[Stored records]
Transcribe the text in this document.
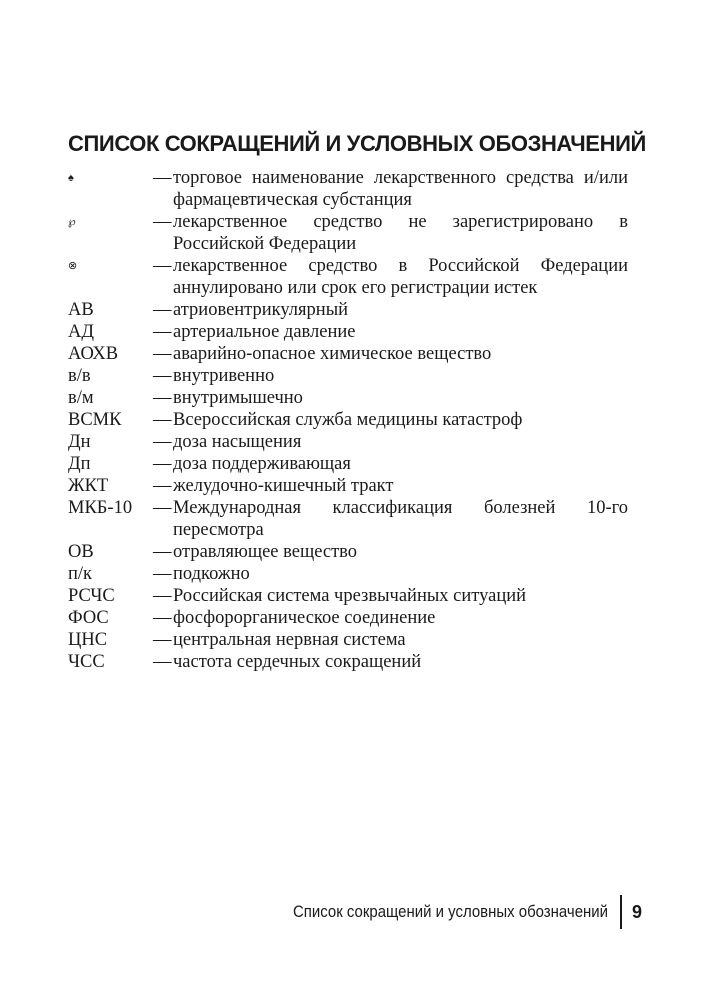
СПИСОК СОКРАЩЕНИЙ И УСЛОВНЫХ ОБОЗНАЧЕНИЙ
♠	— торговое наименование лекарственного средства и/или фармацевтическая субстанция
℘	— лекарственное средство не зарегистрировано в Российской Федерации
⊗	— лекарственное средство в Российской Федерации аннулировано или срок его регистрации истек
АВ	— атриовентрикулярный
АД	— артериальное давление
АОХВ	— аварийно-опасное химическое вещество
в/в	— внутривенно
в/м	— внутримышечно
ВСМК	— Всероссийская служба медицины катастроф
Дн	— доза насыщения
Дп	— доза поддерживающая
ЖКТ	— желудочно-кишечный тракт
МКБ-10	— Международная классификация болезней 10-го пересмотра
ОВ	— отравляющее вещество
п/к	— подкожно
РСЧС	— Российская система чрезвычайных ситуаций
ФОС	— фосфорорганическое соединение
ЦНС	— центральная нервная система
ЧСС	— частота сердечных сокращений
Список сокращений и условных обозначений 9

● **Exercise task**: Reply with nothing except the number of lines in the listing above that include the string "средство".

● **Task output**: 2